» EXERCISE OBJECTIVE
Pick out all lines in the listing holding the string "text" and copy them.

» SUPPLIED RECORDS
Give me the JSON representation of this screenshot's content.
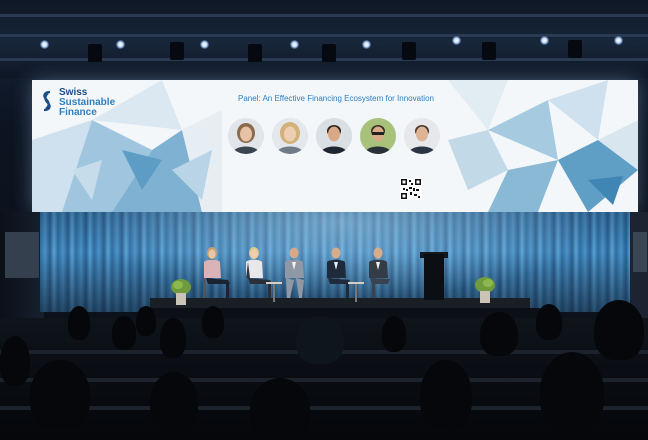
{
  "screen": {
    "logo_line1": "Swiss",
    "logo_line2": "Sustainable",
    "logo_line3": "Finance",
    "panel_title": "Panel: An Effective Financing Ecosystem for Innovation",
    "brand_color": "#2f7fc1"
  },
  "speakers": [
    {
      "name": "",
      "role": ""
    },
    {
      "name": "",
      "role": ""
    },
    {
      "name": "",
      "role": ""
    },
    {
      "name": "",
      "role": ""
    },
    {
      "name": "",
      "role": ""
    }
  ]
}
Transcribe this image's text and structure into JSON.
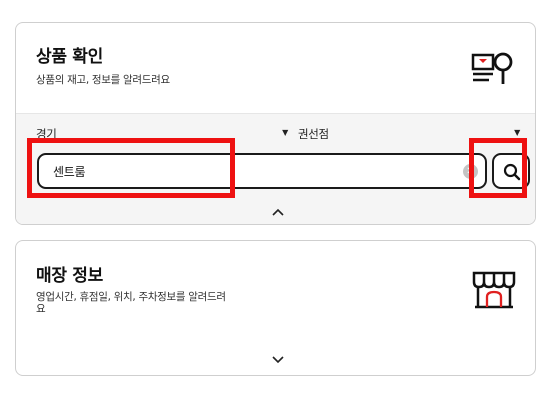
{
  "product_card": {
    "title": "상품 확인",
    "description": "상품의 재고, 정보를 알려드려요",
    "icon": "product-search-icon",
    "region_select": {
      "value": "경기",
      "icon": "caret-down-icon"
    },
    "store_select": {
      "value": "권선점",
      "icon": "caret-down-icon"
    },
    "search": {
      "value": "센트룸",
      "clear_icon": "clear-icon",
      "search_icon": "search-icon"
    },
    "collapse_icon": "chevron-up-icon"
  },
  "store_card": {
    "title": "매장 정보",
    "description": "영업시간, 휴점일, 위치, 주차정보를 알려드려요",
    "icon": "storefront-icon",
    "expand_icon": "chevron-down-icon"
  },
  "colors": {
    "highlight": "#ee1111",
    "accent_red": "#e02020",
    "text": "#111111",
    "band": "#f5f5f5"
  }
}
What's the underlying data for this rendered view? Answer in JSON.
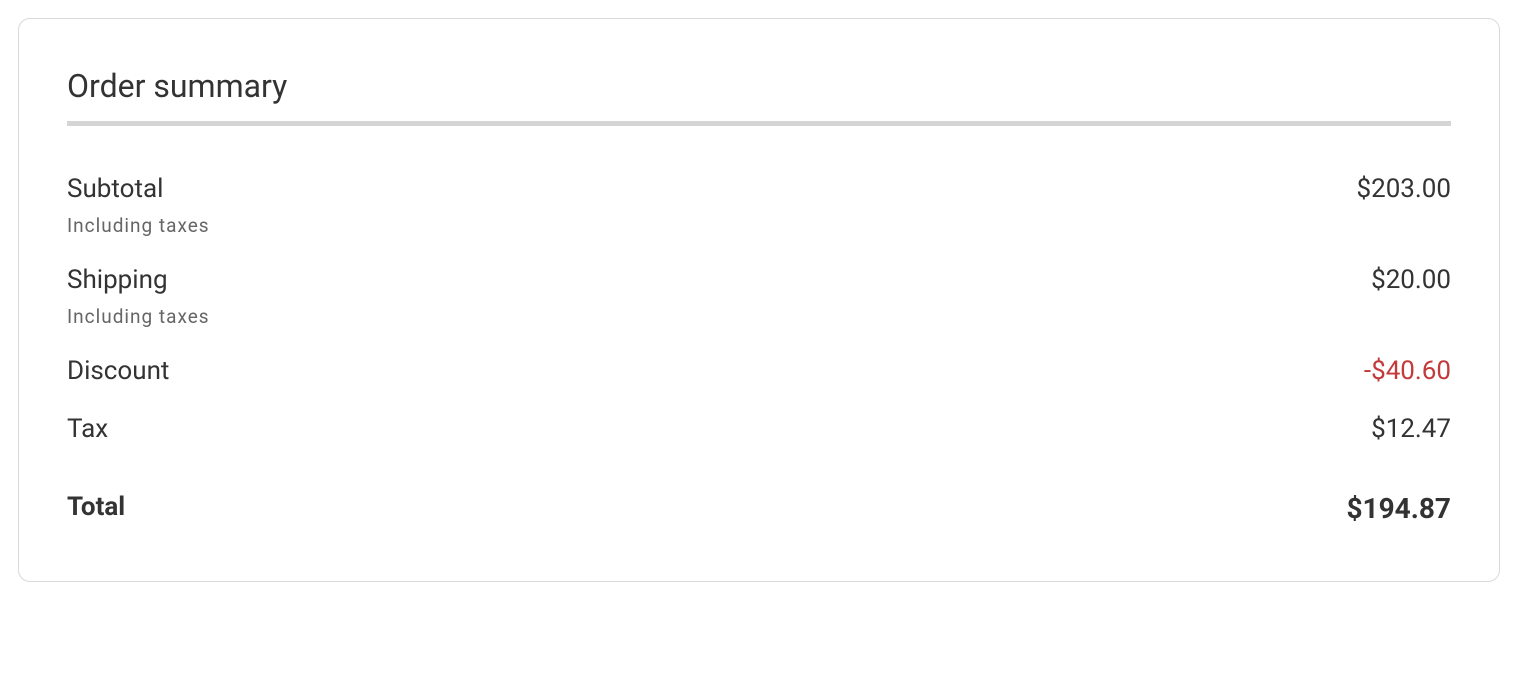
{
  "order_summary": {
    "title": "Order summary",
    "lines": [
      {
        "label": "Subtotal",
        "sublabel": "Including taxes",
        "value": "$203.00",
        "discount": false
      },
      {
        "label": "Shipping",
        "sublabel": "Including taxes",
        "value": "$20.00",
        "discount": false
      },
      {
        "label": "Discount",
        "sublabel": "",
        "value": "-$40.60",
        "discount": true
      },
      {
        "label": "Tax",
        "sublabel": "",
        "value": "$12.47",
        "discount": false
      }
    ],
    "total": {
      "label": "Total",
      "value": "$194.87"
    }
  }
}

» OUTPUT BELOW
Transcribe this image's text and structure into JSON.
    "text": "#111111",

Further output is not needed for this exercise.